## What is required
Repeat every line of the material, character for character.

===

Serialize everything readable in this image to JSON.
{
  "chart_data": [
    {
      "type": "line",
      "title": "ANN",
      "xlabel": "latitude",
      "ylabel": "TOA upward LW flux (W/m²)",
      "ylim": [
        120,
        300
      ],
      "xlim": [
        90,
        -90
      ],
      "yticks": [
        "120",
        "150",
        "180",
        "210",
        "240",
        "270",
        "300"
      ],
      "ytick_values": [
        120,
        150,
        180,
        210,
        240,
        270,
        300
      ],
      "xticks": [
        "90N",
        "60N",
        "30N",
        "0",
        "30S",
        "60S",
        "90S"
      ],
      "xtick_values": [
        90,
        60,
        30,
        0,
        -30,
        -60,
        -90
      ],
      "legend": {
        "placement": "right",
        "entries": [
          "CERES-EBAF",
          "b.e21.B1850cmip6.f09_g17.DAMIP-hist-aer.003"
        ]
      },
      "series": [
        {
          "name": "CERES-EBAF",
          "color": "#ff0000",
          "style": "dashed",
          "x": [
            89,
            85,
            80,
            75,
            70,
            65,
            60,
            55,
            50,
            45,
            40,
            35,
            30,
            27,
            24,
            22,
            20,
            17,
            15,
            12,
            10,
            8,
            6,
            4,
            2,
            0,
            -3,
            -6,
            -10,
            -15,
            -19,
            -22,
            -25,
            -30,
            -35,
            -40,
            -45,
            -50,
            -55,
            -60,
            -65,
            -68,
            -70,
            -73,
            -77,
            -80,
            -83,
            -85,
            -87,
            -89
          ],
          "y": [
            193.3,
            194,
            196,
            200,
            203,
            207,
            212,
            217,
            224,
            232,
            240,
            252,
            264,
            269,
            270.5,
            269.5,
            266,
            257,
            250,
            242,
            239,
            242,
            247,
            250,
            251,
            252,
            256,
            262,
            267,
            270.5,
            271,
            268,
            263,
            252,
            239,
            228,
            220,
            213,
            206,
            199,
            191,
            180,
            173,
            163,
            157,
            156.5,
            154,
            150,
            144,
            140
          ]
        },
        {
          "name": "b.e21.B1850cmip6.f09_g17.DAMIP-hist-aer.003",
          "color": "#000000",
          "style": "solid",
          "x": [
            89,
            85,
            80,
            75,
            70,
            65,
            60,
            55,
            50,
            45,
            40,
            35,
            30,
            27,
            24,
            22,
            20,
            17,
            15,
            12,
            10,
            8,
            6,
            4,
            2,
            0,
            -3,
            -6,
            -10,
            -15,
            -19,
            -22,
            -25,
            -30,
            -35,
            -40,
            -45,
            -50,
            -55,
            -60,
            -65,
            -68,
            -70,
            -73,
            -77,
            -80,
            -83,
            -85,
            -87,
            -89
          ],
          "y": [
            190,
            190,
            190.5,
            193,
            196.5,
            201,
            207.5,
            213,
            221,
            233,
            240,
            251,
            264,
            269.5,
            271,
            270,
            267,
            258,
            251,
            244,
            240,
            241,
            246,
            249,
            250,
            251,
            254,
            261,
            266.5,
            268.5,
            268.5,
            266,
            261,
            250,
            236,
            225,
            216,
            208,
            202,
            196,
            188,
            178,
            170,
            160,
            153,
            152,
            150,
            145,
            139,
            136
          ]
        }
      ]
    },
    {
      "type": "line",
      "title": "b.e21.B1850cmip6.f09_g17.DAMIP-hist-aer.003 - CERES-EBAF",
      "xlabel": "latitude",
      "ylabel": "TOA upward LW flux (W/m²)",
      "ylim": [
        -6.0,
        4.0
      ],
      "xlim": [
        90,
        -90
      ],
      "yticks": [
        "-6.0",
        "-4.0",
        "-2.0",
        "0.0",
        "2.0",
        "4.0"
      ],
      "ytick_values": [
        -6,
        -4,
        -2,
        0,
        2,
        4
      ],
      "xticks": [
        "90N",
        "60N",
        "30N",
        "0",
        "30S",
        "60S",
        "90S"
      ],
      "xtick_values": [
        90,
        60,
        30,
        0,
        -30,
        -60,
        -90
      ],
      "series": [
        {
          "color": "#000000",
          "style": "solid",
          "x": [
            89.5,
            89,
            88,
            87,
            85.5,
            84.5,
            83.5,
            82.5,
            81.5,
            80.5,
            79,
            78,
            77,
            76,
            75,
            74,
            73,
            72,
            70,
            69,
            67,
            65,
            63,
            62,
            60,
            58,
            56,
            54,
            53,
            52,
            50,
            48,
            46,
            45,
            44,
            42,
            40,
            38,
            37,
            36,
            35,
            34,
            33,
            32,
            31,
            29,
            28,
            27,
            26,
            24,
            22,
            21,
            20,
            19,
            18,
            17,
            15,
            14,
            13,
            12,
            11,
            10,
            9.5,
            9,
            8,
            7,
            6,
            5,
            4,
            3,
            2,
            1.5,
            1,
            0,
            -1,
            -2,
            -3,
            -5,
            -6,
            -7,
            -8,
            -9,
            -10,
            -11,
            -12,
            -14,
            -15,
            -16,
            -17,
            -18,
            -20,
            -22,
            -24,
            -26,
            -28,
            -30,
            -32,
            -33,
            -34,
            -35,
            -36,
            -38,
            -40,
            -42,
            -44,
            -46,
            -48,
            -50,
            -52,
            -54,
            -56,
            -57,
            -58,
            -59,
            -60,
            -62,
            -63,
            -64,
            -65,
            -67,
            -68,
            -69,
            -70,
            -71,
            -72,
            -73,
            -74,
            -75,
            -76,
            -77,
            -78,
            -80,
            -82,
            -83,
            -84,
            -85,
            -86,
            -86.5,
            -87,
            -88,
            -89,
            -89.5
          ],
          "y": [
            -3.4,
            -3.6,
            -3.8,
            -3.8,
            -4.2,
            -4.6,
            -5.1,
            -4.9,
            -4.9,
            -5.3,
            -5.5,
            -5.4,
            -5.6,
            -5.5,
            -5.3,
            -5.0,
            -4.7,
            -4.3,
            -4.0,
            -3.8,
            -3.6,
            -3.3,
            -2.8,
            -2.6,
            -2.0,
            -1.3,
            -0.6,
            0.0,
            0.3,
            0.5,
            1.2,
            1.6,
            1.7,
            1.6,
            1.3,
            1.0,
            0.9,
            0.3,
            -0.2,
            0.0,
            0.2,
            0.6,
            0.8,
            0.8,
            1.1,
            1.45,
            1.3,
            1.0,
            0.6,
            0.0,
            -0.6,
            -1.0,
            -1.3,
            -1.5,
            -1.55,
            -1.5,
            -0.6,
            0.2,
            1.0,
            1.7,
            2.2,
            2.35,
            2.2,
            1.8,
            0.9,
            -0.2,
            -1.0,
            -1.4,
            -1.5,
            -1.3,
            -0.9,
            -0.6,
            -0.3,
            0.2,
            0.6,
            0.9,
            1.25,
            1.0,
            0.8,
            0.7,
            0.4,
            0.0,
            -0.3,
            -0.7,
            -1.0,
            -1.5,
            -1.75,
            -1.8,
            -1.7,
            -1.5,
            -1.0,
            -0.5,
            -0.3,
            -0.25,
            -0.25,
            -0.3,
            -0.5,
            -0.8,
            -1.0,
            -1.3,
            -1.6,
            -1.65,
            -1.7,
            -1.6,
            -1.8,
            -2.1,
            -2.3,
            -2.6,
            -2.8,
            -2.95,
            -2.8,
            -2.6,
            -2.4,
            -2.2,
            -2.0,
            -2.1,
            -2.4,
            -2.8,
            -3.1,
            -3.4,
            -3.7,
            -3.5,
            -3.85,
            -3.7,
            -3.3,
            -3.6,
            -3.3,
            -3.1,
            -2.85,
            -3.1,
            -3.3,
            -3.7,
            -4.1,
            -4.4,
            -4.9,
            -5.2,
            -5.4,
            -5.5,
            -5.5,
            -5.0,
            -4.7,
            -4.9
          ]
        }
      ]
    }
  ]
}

===

## Result of this task
Serialize everything readable in this image to JSON.
{
  "chart_data": [
    {
      "type": "line",
      "title": "ANN",
      "xlabel": "latitude",
      "ylabel": "TOA upward LW flux (W/m²)",
      "ylim": [
        120,
        300
      ],
      "xlim": [
        90,
        -90
      ],
      "yticks": [
        "120",
        "150",
        "180",
        "210",
        "240",
        "270",
        "300"
      ],
      "ytick_values": [
        120,
        150,
        180,
        210,
        240,
        270,
        300
      ],
      "xticks": [
        "90N",
        "60N",
        "30N",
        "0",
        "30S",
        "60S",
        "90S"
      ],
      "xtick_values": [
        90,
        60,
        30,
        0,
        -30,
        -60,
        -90
      ],
      "legend": {
        "placement": "right",
        "entries": [
          "CERES-EBAF",
          "b.e21.B1850cmip6.f09_g17.DAMIP-hist-aer.003"
        ]
      },
      "series": [
        {
          "name": "CERES-EBAF",
          "color": "#ff0000",
          "style": "dashed",
          "x": [
            89,
            85,
            80,
            75,
            70,
            65,
            60,
            55,
            50,
            45,
            40,
            35,
            30,
            27,
            24,
            22,
            20,
            17,
            15,
            12,
            10,
            8,
            6,
            4,
            2,
            0,
            -3,
            -6,
            -10,
            -15,
            -19,
            -22,
            -25,
            -30,
            -35,
            -40,
            -45,
            -50,
            -55,
            -60,
            -65,
            -68,
            -70,
            -73,
            -77,
            -80,
            -83,
            -85,
            -87,
            -89
          ],
          "y": [
            193.3,
            194,
            196,
            200,
            203,
            207,
            212,
            217,
            224,
            232,
            240,
            252,
            264,
            269,
            270.5,
            269.5,
            266,
            257,
            250,
            242,
            239,
            242,
            247,
            250,
            251,
            252,
            256,
            262,
            267,
            270.5,
            271,
            268,
            263,
            252,
            239,
            228,
            220,
            213,
            206,
            199,
            191,
            180,
            173,
            163,
            157,
            156.5,
            154,
            150,
            144,
            140
          ]
        },
        {
          "name": "b.e21.B1850cmip6.f09_g17.DAMIP-hist-aer.003",
          "color": "#000000",
          "style": "solid",
          "x": [
            89,
            85,
            80,
            75,
            70,
            65,
            60,
            55,
            50,
            45,
            40,
            35,
            30,
            27,
            24,
            22,
            20,
            17,
            15,
            12,
            10,
            8,
            6,
            4,
            2,
            0,
            -3,
            -6,
            -10,
            -15,
            -19,
            -22,
            -25,
            -30,
            -35,
            -40,
            -45,
            -50,
            -55,
            -60,
            -65,
            -68,
            -70,
            -73,
            -77,
            -80,
            -83,
            -85,
            -87,
            -89
          ],
          "y": [
            190,
            190,
            190.5,
            193,
            196.5,
            201,
            207.5,
            213,
            221,
            233,
            240,
            251,
            264,
            269.5,
            271,
            270,
            267,
            258,
            251,
            244,
            240,
            241,
            246,
            249,
            250,
            251,
            254,
            261,
            266.5,
            268.5,
            268.5,
            266,
            261,
            250,
            236,
            225,
            216,
            208,
            202,
            196,
            188,
            178,
            170,
            160,
            153,
            152,
            150,
            145,
            139,
            136
          ]
        }
      ]
    },
    {
      "type": "line",
      "title": "b.e21.B1850cmip6.f09_g17.DAMIP-hist-aer.003 - CERES-EBAF",
      "xlabel": "latitude",
      "ylabel": "TOA upward LW flux (W/m²)",
      "ylim": [
        -6.0,
        4.0
      ],
      "xlim": [
        90,
        -90
      ],
      "yticks": [
        "-6.0",
        "-4.0",
        "-2.0",
        "0.0",
        "2.0",
        "4.0"
      ],
      "ytick_values": [
        -6,
        -4,
        -2,
        0,
        2,
        4
      ],
      "xticks": [
        "90N",
        "60N",
        "30N",
        "0",
        "30S",
        "60S",
        "90S"
      ],
      "xtick_values": [
        90,
        60,
        30,
        0,
        -30,
        -60,
        -90
      ],
      "series": [
        {
          "color": "#000000",
          "style": "solid",
          "x": [
            89.5,
            89,
            88,
            87,
            85.5,
            84.5,
            83.5,
            82.5,
            81.5,
            80.5,
            79,
            78,
            77,
            76,
            75,
            74,
            73,
            72,
            70,
            69,
            67,
            65,
            63,
            62,
            60,
            58,
            56,
            54,
            53,
            52,
            50,
            48,
            46,
            45,
            44,
            42,
            40,
            38,
            37,
            36,
            35,
            34,
            33,
            32,
            31,
            29,
            28,
            27,
            26,
            24,
            22,
            21,
            20,
            19,
            18,
            17,
            15,
            14,
            13,
            12,
            11,
            10,
            9.5,
            9,
            8,
            7,
            6,
            5,
            4,
            3,
            2,
            1.5,
            1,
            0,
            -1,
            -2,
            -3,
            -5,
            -6,
            -7,
            -8,
            -9,
            -10,
            -11,
            -12,
            -14,
            -15,
            -16,
            -17,
            -18,
            -20,
            -22,
            -24,
            -26,
            -28,
            -30,
            -32,
            -33,
            -34,
            -35,
            -36,
            -38,
            -40,
            -42,
            -44,
            -46,
            -48,
            -50,
            -52,
            -54,
            -56,
            -57,
            -58,
            -59,
            -60,
            -62,
            -63,
            -64,
            -65,
            -67,
            -68,
            -69,
            -70,
            -71,
            -72,
            -73,
            -74,
            -75,
            -76,
            -77,
            -78,
            -80,
            -82,
            -83,
            -84,
            -85,
            -86,
            -86.5,
            -87,
            -88,
            -89,
            -89.5
          ],
          "y": [
            -3.4,
            -3.6,
            -3.8,
            -3.8,
            -4.2,
            -4.6,
            -5.1,
            -4.9,
            -4.9,
            -5.3,
            -5.5,
            -5.4,
            -5.6,
            -5.5,
            -5.3,
            -5.0,
            -4.7,
            -4.3,
            -4.0,
            -3.8,
            -3.6,
            -3.3,
            -2.8,
            -2.6,
            -2.0,
            -1.3,
            -0.6,
            0.0,
            0.3,
            0.5,
            1.2,
            1.6,
            1.7,
            1.6,
            1.3,
            1.0,
            0.9,
            0.3,
            -0.2,
            0.0,
            0.2,
            0.6,
            0.8,
            0.8,
            1.1,
            1.45,
            1.3,
            1.0,
            0.6,
            0.0,
            -0.6,
            -1.0,
            -1.3,
            -1.5,
            -1.55,
            -1.5,
            -0.6,
            0.2,
            1.0,
            1.7,
            2.2,
            2.35,
            2.2,
            1.8,
            0.9,
            -0.2,
            -1.0,
            -1.4,
            -1.5,
            -1.3,
            -0.9,
            -0.6,
            -0.3,
            0.2,
            0.6,
            0.9,
            1.25,
            1.0,
            0.8,
            0.7,
            0.4,
            0.0,
            -0.3,
            -0.7,
            -1.0,
            -1.5,
            -1.75,
            -1.8,
            -1.7,
            -1.5,
            -1.0,
            -0.5,
            -0.3,
            -0.25,
            -0.25,
            -0.3,
            -0.5,
            -0.8,
            -1.0,
            -1.3,
            -1.6,
            -1.65,
            -1.7,
            -1.6,
            -1.8,
            -2.1,
            -2.3,
            -2.6,
            -2.8,
            -2.95,
            -2.8,
            -2.6,
            -2.4,
            -2.2,
            -2.0,
            -2.1,
            -2.4,
            -2.8,
            -3.1,
            -3.4,
            -3.7,
            -3.5,
            -3.85,
            -3.7,
            -3.3,
            -3.6,
            -3.3,
            -3.1,
            -2.85,
            -3.1,
            -3.3,
            -3.7,
            -4.1,
            -4.4,
            -4.9,
            -5.2,
            -5.4,
            -5.5,
            -5.5,
            -5.0,
            -4.7,
            -4.9
          ]
        }
      ]
    }
  ]
}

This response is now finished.